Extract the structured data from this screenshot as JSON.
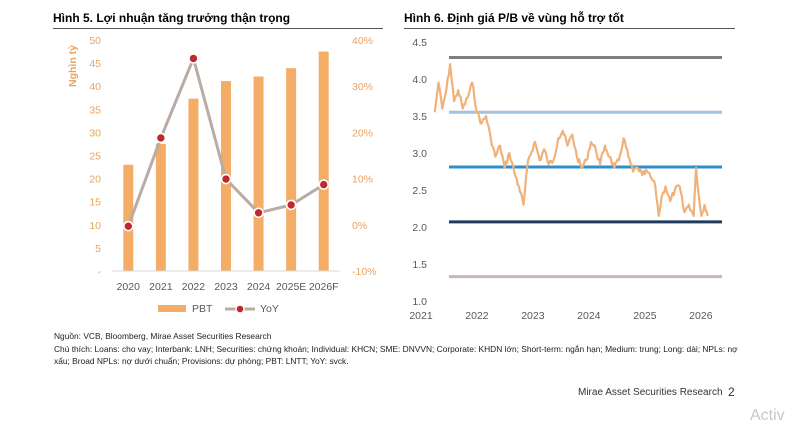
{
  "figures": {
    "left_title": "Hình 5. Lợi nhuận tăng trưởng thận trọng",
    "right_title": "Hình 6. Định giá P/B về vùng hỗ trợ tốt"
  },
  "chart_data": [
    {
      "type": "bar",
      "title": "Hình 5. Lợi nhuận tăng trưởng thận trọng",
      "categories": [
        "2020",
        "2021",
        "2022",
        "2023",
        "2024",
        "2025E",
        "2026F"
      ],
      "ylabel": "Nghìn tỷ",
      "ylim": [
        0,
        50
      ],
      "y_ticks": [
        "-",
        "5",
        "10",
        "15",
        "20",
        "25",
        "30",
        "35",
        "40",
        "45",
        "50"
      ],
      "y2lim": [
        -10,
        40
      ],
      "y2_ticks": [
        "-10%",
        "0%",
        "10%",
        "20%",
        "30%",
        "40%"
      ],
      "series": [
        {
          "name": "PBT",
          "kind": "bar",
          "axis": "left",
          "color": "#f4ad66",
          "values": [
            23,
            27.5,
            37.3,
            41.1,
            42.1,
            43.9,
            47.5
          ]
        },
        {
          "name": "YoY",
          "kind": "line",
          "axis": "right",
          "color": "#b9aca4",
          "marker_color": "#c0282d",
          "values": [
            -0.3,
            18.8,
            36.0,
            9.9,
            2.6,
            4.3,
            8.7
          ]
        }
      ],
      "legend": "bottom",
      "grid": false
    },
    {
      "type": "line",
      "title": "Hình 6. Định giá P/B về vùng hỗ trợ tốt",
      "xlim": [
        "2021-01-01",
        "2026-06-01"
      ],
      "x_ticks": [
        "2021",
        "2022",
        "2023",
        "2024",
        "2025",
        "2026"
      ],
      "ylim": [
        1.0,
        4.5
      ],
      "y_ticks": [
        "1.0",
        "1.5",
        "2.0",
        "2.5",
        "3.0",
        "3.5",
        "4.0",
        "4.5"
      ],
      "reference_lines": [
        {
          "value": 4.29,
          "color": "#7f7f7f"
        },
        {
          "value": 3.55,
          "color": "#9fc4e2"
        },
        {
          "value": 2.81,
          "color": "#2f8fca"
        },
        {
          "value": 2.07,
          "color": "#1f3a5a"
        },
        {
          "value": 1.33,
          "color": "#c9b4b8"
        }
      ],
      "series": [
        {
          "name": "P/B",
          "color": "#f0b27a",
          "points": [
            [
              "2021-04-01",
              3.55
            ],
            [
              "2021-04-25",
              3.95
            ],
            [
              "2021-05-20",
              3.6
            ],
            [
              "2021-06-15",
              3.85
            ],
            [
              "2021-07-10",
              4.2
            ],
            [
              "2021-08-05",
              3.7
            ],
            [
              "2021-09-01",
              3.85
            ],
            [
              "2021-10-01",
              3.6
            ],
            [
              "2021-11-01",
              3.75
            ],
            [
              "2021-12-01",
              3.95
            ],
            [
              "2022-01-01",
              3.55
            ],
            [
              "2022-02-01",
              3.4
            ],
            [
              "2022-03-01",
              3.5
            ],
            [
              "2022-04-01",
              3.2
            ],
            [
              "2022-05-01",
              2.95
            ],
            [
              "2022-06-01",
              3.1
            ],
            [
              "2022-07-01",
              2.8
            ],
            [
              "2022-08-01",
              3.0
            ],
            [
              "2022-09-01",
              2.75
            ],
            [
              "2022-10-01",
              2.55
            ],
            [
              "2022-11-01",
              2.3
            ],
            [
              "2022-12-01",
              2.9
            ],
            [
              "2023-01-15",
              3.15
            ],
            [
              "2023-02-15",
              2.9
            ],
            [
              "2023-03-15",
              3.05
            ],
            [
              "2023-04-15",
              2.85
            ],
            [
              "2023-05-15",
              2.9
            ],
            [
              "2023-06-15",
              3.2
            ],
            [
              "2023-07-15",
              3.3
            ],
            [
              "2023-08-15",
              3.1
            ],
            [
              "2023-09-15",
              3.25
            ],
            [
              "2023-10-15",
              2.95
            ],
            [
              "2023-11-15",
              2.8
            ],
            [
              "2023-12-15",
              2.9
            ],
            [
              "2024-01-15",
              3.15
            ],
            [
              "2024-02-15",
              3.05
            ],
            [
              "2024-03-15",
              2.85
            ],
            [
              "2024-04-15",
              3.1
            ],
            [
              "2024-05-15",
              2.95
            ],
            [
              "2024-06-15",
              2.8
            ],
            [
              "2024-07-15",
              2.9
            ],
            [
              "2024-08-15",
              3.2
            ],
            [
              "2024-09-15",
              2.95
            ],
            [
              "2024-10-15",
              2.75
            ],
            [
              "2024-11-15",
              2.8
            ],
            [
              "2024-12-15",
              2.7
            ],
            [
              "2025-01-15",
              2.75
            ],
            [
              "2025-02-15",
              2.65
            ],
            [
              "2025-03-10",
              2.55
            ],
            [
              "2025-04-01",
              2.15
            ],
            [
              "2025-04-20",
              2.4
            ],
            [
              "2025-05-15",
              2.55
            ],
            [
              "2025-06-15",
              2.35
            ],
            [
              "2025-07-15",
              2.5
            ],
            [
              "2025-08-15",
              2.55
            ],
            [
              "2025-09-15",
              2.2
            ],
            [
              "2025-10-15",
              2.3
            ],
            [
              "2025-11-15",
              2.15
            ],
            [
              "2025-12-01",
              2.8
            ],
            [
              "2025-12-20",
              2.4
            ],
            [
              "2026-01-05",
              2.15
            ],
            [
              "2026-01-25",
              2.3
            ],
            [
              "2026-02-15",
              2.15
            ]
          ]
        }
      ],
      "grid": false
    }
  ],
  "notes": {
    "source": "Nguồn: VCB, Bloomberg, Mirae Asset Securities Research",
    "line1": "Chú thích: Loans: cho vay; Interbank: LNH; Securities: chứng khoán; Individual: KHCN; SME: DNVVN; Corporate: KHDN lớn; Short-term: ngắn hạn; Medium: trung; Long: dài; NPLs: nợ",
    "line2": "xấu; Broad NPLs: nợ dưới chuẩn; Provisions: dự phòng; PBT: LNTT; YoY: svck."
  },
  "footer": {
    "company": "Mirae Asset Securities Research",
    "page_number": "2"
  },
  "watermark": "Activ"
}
*****
**WHAT IS BEING ASKED**
Make an exact copy of every entry above, minus the images.

**WRITTEN RESPONSE**
Extract the structured data from this screenshot as JSON.
{
  "figures": {
    "left_title": "Hình 5. Lợi nhuận tăng trưởng thận trọng",
    "right_title": "Hình 6. Định giá P/B về vùng hỗ trợ tốt"
  },
  "chart_data": [
    {
      "type": "bar",
      "title": "Hình 5. Lợi nhuận tăng trưởng thận trọng",
      "categories": [
        "2020",
        "2021",
        "2022",
        "2023",
        "2024",
        "2025E",
        "2026F"
      ],
      "ylabel": "Nghìn tỷ",
      "ylim": [
        0,
        50
      ],
      "y_ticks": [
        "-",
        "5",
        "10",
        "15",
        "20",
        "25",
        "30",
        "35",
        "40",
        "45",
        "50"
      ],
      "y2lim": [
        -10,
        40
      ],
      "y2_ticks": [
        "-10%",
        "0%",
        "10%",
        "20%",
        "30%",
        "40%"
      ],
      "series": [
        {
          "name": "PBT",
          "kind": "bar",
          "axis": "left",
          "color": "#f4ad66",
          "values": [
            23,
            27.5,
            37.3,
            41.1,
            42.1,
            43.9,
            47.5
          ]
        },
        {
          "name": "YoY",
          "kind": "line",
          "axis": "right",
          "color": "#b9aca4",
          "marker_color": "#c0282d",
          "values": [
            -0.3,
            18.8,
            36.0,
            9.9,
            2.6,
            4.3,
            8.7
          ]
        }
      ],
      "legend": "bottom",
      "grid": false
    },
    {
      "type": "line",
      "title": "Hình 6. Định giá P/B về vùng hỗ trợ tốt",
      "xlim": [
        "2021-01-01",
        "2026-06-01"
      ],
      "x_ticks": [
        "2021",
        "2022",
        "2023",
        "2024",
        "2025",
        "2026"
      ],
      "ylim": [
        1.0,
        4.5
      ],
      "y_ticks": [
        "1.0",
        "1.5",
        "2.0",
        "2.5",
        "3.0",
        "3.5",
        "4.0",
        "4.5"
      ],
      "reference_lines": [
        {
          "value": 4.29,
          "color": "#7f7f7f"
        },
        {
          "value": 3.55,
          "color": "#9fc4e2"
        },
        {
          "value": 2.81,
          "color": "#2f8fca"
        },
        {
          "value": 2.07,
          "color": "#1f3a5a"
        },
        {
          "value": 1.33,
          "color": "#c9b4b8"
        }
      ],
      "series": [
        {
          "name": "P/B",
          "color": "#f0b27a",
          "points": [
            [
              "2021-04-01",
              3.55
            ],
            [
              "2021-04-25",
              3.95
            ],
            [
              "2021-05-20",
              3.6
            ],
            [
              "2021-06-15",
              3.85
            ],
            [
              "2021-07-10",
              4.2
            ],
            [
              "2021-08-05",
              3.7
            ],
            [
              "2021-09-01",
              3.85
            ],
            [
              "2021-10-01",
              3.6
            ],
            [
              "2021-11-01",
              3.75
            ],
            [
              "2021-12-01",
              3.95
            ],
            [
              "2022-01-01",
              3.55
            ],
            [
              "2022-02-01",
              3.4
            ],
            [
              "2022-03-01",
              3.5
            ],
            [
              "2022-04-01",
              3.2
            ],
            [
              "2022-05-01",
              2.95
            ],
            [
              "2022-06-01",
              3.1
            ],
            [
              "2022-07-01",
              2.8
            ],
            [
              "2022-08-01",
              3.0
            ],
            [
              "2022-09-01",
              2.75
            ],
            [
              "2022-10-01",
              2.55
            ],
            [
              "2022-11-01",
              2.3
            ],
            [
              "2022-12-01",
              2.9
            ],
            [
              "2023-01-15",
              3.15
            ],
            [
              "2023-02-15",
              2.9
            ],
            [
              "2023-03-15",
              3.05
            ],
            [
              "2023-04-15",
              2.85
            ],
            [
              "2023-05-15",
              2.9
            ],
            [
              "2023-06-15",
              3.2
            ],
            [
              "2023-07-15",
              3.3
            ],
            [
              "2023-08-15",
              3.1
            ],
            [
              "2023-09-15",
              3.25
            ],
            [
              "2023-10-15",
              2.95
            ],
            [
              "2023-11-15",
              2.8
            ],
            [
              "2023-12-15",
              2.9
            ],
            [
              "2024-01-15",
              3.15
            ],
            [
              "2024-02-15",
              3.05
            ],
            [
              "2024-03-15",
              2.85
            ],
            [
              "2024-04-15",
              3.1
            ],
            [
              "2024-05-15",
              2.95
            ],
            [
              "2024-06-15",
              2.8
            ],
            [
              "2024-07-15",
              2.9
            ],
            [
              "2024-08-15",
              3.2
            ],
            [
              "2024-09-15",
              2.95
            ],
            [
              "2024-10-15",
              2.75
            ],
            [
              "2024-11-15",
              2.8
            ],
            [
              "2024-12-15",
              2.7
            ],
            [
              "2025-01-15",
              2.75
            ],
            [
              "2025-02-15",
              2.65
            ],
            [
              "2025-03-10",
              2.55
            ],
            [
              "2025-04-01",
              2.15
            ],
            [
              "2025-04-20",
              2.4
            ],
            [
              "2025-05-15",
              2.55
            ],
            [
              "2025-06-15",
              2.35
            ],
            [
              "2025-07-15",
              2.5
            ],
            [
              "2025-08-15",
              2.55
            ],
            [
              "2025-09-15",
              2.2
            ],
            [
              "2025-10-15",
              2.3
            ],
            [
              "2025-11-15",
              2.15
            ],
            [
              "2025-12-01",
              2.8
            ],
            [
              "2025-12-20",
              2.4
            ],
            [
              "2026-01-05",
              2.15
            ],
            [
              "2026-01-25",
              2.3
            ],
            [
              "2026-02-15",
              2.15
            ]
          ]
        }
      ],
      "grid": false
    }
  ],
  "notes": {
    "source": "Nguồn: VCB, Bloomberg, Mirae Asset Securities Research",
    "line1": "Chú thích: Loans: cho vay; Interbank: LNH; Securities: chứng khoán; Individual: KHCN; SME: DNVVN; Corporate: KHDN lớn; Short-term: ngắn hạn; Medium: trung; Long: dài; NPLs: nợ",
    "line2": "xấu; Broad NPLs: nợ dưới chuẩn; Provisions: dự phòng; PBT: LNTT; YoY: svck."
  },
  "footer": {
    "company": "Mirae Asset Securities Research",
    "page_number": "2"
  },
  "watermark": "Activ"
}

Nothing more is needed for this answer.